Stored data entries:
* * *

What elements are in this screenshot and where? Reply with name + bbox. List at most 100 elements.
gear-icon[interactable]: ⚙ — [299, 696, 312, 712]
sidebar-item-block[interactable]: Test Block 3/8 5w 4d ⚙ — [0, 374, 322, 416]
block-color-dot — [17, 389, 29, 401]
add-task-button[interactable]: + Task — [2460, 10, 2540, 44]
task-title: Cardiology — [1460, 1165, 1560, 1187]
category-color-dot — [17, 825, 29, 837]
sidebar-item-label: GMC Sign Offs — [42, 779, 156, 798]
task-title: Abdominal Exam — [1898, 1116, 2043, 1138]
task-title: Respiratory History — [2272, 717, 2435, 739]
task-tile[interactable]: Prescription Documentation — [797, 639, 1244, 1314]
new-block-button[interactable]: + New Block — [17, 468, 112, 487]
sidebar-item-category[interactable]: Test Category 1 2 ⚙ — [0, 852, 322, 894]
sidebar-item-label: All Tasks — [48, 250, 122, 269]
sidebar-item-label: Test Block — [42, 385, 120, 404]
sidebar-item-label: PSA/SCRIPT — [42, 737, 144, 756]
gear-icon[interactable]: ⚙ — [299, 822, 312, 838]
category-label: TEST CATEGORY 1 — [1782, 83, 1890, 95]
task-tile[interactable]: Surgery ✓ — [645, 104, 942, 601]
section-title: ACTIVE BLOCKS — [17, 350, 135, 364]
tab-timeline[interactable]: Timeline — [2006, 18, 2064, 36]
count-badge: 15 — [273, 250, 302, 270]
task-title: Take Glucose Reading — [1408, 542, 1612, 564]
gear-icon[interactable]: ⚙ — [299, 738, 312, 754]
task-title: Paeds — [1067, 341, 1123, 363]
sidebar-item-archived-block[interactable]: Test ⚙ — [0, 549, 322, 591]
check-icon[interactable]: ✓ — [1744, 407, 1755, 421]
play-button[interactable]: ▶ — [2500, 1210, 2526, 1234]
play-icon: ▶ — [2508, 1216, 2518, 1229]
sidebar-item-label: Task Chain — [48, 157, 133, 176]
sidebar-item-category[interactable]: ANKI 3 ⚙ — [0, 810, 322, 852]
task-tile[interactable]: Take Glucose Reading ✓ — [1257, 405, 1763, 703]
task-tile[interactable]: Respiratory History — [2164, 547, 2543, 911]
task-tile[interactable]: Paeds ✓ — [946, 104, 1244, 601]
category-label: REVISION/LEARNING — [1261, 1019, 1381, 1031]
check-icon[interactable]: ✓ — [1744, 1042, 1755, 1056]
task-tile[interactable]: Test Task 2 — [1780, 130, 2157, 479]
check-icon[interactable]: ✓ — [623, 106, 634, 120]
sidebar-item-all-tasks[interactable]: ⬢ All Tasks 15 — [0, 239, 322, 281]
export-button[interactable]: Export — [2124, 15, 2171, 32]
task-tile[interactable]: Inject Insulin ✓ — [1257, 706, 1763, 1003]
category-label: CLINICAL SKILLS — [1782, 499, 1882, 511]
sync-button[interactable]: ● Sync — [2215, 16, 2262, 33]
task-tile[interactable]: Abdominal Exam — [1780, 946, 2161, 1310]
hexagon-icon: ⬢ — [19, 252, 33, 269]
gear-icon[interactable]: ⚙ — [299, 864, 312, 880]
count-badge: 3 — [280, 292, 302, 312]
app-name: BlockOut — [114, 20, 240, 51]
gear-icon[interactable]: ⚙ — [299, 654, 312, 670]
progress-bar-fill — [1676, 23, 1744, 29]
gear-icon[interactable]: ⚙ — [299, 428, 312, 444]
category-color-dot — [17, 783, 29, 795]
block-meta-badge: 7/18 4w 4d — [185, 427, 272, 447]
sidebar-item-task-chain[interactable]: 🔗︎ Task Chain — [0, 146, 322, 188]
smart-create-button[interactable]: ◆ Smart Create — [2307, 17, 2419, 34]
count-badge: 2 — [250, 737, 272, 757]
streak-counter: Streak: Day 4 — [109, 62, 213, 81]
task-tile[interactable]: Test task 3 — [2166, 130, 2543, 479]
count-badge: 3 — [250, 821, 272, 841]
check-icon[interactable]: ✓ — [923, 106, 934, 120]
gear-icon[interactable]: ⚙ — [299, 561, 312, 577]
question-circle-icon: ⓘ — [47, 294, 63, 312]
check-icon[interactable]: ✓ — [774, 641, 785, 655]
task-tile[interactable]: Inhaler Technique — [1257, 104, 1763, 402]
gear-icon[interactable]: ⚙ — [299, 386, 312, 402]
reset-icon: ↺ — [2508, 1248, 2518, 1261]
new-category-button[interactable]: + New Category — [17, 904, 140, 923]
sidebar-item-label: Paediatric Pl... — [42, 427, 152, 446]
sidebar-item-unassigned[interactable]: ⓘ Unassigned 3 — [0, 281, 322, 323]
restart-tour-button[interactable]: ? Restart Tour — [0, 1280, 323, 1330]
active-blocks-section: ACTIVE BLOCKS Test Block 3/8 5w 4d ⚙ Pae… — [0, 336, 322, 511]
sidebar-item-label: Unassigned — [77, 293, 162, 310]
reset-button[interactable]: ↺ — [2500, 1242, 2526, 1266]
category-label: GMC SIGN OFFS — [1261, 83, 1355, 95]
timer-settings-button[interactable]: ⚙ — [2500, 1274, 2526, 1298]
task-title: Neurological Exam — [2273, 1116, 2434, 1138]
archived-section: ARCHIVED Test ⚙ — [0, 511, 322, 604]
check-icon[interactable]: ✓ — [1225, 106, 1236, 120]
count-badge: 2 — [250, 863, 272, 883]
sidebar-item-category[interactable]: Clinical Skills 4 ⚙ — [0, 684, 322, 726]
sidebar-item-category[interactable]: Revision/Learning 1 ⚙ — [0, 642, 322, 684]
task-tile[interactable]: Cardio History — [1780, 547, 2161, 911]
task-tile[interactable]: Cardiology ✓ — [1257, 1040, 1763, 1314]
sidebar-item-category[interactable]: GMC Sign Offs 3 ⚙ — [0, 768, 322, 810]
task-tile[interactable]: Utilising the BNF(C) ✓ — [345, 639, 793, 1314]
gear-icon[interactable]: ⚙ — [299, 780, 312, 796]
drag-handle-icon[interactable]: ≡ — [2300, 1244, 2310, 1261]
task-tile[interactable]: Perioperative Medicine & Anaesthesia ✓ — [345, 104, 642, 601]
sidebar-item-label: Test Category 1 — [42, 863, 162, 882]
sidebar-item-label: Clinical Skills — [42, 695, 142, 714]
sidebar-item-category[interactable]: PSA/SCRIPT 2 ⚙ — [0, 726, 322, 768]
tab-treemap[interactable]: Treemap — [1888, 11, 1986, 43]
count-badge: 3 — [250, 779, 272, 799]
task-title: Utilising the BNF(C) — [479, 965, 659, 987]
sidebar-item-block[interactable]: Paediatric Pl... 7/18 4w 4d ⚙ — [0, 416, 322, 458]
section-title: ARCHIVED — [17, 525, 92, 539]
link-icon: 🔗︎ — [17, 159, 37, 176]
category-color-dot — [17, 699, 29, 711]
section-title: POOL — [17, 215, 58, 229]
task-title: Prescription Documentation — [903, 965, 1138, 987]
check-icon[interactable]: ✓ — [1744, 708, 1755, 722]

* * *

Copy every line of the material above word for word, changing nothing.

What elements are in this screenshot and where? Reply with name + bbox. List at most 100 elements.
gear-icon[interactable]: ⚙ — [299, 696, 312, 712]
sidebar-item-block[interactable]: Test Block 3/8 5w 4d ⚙ — [0, 374, 322, 416]
block-color-dot — [17, 389, 29, 401]
add-task-button[interactable]: + Task — [2460, 10, 2540, 44]
task-title: Cardiology — [1460, 1165, 1560, 1187]
category-color-dot — [17, 825, 29, 837]
sidebar-item-label: GMC Sign Offs — [42, 779, 156, 798]
task-title: Abdominal Exam — [1898, 1116, 2043, 1138]
task-title: Respiratory History — [2272, 717, 2435, 739]
task-tile[interactable]: Prescription Documentation — [797, 639, 1244, 1314]
new-block-button[interactable]: + New Block — [17, 468, 112, 487]
sidebar-item-category[interactable]: Test Category 1 2 ⚙ — [0, 852, 322, 894]
sidebar-item-label: All Tasks — [48, 250, 122, 269]
sidebar-item-label: Test Block — [42, 385, 120, 404]
sidebar-item-label: PSA/SCRIPT — [42, 737, 144, 756]
gear-icon[interactable]: ⚙ — [299, 822, 312, 838]
category-label: TEST CATEGORY 1 — [1782, 83, 1890, 95]
task-tile[interactable]: Surgery ✓ — [645, 104, 942, 601]
section-title: ACTIVE BLOCKS — [17, 350, 135, 364]
tab-timeline[interactable]: Timeline — [2006, 18, 2064, 36]
count-badge: 15 — [273, 250, 302, 270]
task-title: Take Glucose Reading — [1408, 542, 1612, 564]
gear-icon[interactable]: ⚙ — [299, 738, 312, 754]
task-title: Paeds — [1067, 341, 1123, 363]
sidebar-item-archived-block[interactable]: Test ⚙ — [0, 549, 322, 591]
check-icon[interactable]: ✓ — [1744, 407, 1755, 421]
play-button[interactable]: ▶ — [2500, 1210, 2526, 1234]
play-icon: ▶ — [2508, 1216, 2518, 1229]
sidebar-item-label: Task Chain — [48, 157, 133, 176]
sidebar-item-category[interactable]: ANKI 3 ⚙ — [0, 810, 322, 852]
task-tile[interactable]: Take Glucose Reading ✓ — [1257, 405, 1763, 703]
task-tile[interactable]: Respiratory History — [2164, 547, 2543, 911]
task-tile[interactable]: Paeds ✓ — [946, 104, 1244, 601]
category-label: REVISION/LEARNING — [1261, 1019, 1381, 1031]
check-icon[interactable]: ✓ — [1744, 1042, 1755, 1056]
task-tile[interactable]: Test Task 2 — [1780, 130, 2157, 479]
check-icon[interactable]: ✓ — [623, 106, 634, 120]
sidebar-item-all-tasks[interactable]: ⬢ All Tasks 15 — [0, 239, 322, 281]
export-button[interactable]: Export — [2124, 15, 2171, 32]
task-tile[interactable]: Inject Insulin ✓ — [1257, 706, 1763, 1003]
category-label: CLINICAL SKILLS — [1782, 499, 1882, 511]
sync-button[interactable]: ● Sync — [2215, 16, 2262, 33]
task-tile[interactable]: Abdominal Exam — [1780, 946, 2161, 1310]
hexagon-icon: ⬢ — [19, 252, 33, 269]
gear-icon[interactable]: ⚙ — [299, 864, 312, 880]
count-badge: 3 — [280, 292, 302, 312]
app-name: BlockOut — [114, 20, 240, 51]
gear-icon[interactable]: ⚙ — [299, 654, 312, 670]
progress-bar-fill — [1676, 23, 1744, 29]
gear-icon[interactable]: ⚙ — [299, 428, 312, 444]
category-color-dot — [17, 783, 29, 795]
block-meta-badge: 7/18 4w 4d — [185, 427, 272, 447]
sidebar-item-task-chain[interactable]: 🔗︎ Task Chain — [0, 146, 322, 188]
smart-create-button[interactable]: ◆ Smart Create — [2307, 17, 2419, 34]
count-badge: 2 — [250, 737, 272, 757]
streak-counter: Streak: Day 4 — [109, 62, 213, 81]
task-tile[interactable]: Test task 3 — [2166, 130, 2543, 479]
count-badge: 3 — [250, 821, 272, 841]
check-icon[interactable]: ✓ — [923, 106, 934, 120]
gear-icon[interactable]: ⚙ — [299, 561, 312, 577]
question-circle-icon: ⓘ — [47, 294, 63, 312]
check-icon[interactable]: ✓ — [774, 641, 785, 655]
task-tile[interactable]: Inhaler Technique — [1257, 104, 1763, 402]
gear-icon[interactable]: ⚙ — [299, 386, 312, 402]
reset-icon: ↺ — [2508, 1248, 2518, 1261]
new-category-button[interactable]: + New Category — [17, 904, 140, 923]
sidebar-item-label: Paediatric Pl... — [42, 427, 152, 446]
sidebar-item-unassigned[interactable]: ⓘ Unassigned 3 — [0, 281, 322, 323]
restart-tour-button[interactable]: ? Restart Tour — [0, 1280, 323, 1330]
active-blocks-section: ACTIVE BLOCKS Test Block 3/8 5w 4d ⚙ Pae… — [0, 336, 322, 511]
sidebar-item-label: Unassigned — [77, 293, 162, 310]
reset-button[interactable]: ↺ — [2500, 1242, 2526, 1266]
category-label: GMC SIGN OFFS — [1261, 83, 1355, 95]
timer-settings-button[interactable]: ⚙ — [2500, 1274, 2526, 1298]
task-title: Neurological Exam — [2273, 1116, 2434, 1138]
archived-section: ARCHIVED Test ⚙ — [0, 511, 322, 604]
check-icon[interactable]: ✓ — [1225, 106, 1236, 120]
count-badge: 2 — [250, 863, 272, 883]
sidebar-item-category[interactable]: Clinical Skills 4 ⚙ — [0, 684, 322, 726]
sidebar-item-category[interactable]: Revision/Learning 1 ⚙ — [0, 642, 322, 684]
task-tile[interactable]: Cardio History — [1780, 547, 2161, 911]
task-tile[interactable]: Cardiology ✓ — [1257, 1040, 1763, 1314]
sidebar-item-category[interactable]: GMC Sign Offs 3 ⚙ — [0, 768, 322, 810]
task-tile[interactable]: Utilising the BNF(C) ✓ — [345, 639, 793, 1314]
gear-icon[interactable]: ⚙ — [299, 780, 312, 796]
drag-handle-icon[interactable]: ≡ — [2300, 1244, 2310, 1261]
task-tile[interactable]: Perioperative Medicine & Anaesthesia ✓ — [345, 104, 642, 601]
sidebar-item-label: Test Category 1 — [42, 863, 162, 882]
sidebar-item-label: Clinical Skills — [42, 695, 142, 714]
sidebar-item-category[interactable]: PSA/SCRIPT 2 ⚙ — [0, 726, 322, 768]
tab-treemap[interactable]: Treemap — [1888, 11, 1986, 43]
count-badge: 3 — [250, 779, 272, 799]
task-title: Utilising the BNF(C) — [479, 965, 659, 987]
sidebar-item-block[interactable]: Paediatric Pl... 7/18 4w 4d ⚙ — [0, 416, 322, 458]
section-title: ARCHIVED — [17, 525, 92, 539]
link-icon: 🔗︎ — [17, 159, 37, 176]
category-color-dot — [17, 699, 29, 711]
section-title: POOL — [17, 215, 58, 229]
task-title: Prescription Documentation — [903, 965, 1138, 987]
check-icon[interactable]: ✓ — [1744, 708, 1755, 722]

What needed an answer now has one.